### STATED GOAL:
In the listing that follows, how many lines contain the string "count"? Provide only the number.

++++ ITEMS

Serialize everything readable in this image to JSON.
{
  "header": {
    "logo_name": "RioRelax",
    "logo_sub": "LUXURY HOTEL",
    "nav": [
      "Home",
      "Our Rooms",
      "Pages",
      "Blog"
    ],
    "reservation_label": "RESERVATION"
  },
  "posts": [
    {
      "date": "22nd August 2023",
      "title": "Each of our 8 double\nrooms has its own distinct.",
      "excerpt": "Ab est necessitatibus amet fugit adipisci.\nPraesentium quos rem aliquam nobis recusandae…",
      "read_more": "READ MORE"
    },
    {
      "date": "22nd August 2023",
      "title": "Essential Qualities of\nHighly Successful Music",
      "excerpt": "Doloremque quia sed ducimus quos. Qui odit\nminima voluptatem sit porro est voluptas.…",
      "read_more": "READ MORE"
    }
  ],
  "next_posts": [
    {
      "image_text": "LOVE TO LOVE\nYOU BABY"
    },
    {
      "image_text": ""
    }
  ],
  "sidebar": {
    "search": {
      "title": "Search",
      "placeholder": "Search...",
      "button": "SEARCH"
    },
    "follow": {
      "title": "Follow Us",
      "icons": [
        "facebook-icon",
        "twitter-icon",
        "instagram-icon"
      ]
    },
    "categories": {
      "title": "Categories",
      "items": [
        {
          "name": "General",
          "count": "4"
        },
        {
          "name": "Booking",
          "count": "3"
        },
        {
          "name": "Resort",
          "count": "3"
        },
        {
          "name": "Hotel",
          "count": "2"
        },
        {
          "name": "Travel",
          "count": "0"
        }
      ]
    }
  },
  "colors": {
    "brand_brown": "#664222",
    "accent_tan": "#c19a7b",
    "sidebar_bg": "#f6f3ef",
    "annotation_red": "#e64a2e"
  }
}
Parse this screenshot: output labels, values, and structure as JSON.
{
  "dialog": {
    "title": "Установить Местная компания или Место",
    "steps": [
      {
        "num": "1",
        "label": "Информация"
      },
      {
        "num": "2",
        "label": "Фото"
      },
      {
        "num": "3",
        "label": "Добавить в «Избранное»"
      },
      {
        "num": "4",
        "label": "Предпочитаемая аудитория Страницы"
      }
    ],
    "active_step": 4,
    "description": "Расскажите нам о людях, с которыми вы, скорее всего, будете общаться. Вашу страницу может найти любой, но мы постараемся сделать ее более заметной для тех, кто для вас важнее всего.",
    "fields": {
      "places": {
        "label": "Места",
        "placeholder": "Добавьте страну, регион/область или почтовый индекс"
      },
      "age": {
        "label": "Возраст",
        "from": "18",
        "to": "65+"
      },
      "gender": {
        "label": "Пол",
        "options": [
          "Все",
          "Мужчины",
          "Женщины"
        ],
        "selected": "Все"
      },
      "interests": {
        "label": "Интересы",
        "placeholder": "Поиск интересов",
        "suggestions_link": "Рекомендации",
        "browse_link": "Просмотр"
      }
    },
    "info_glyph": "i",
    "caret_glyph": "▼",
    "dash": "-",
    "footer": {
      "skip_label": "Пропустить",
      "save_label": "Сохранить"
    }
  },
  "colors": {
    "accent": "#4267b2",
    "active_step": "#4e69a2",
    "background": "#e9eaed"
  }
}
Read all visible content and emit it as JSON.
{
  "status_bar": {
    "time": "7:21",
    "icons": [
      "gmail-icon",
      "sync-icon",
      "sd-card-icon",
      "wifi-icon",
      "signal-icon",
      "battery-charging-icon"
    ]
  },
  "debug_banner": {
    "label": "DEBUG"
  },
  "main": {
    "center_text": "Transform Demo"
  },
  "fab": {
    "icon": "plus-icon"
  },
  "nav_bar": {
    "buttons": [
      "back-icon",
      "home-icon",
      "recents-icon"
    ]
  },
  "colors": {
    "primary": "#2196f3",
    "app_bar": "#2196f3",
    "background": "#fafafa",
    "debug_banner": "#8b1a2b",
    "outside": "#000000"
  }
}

++++++++

### ANSWER FOR THIS EXERCISE:
5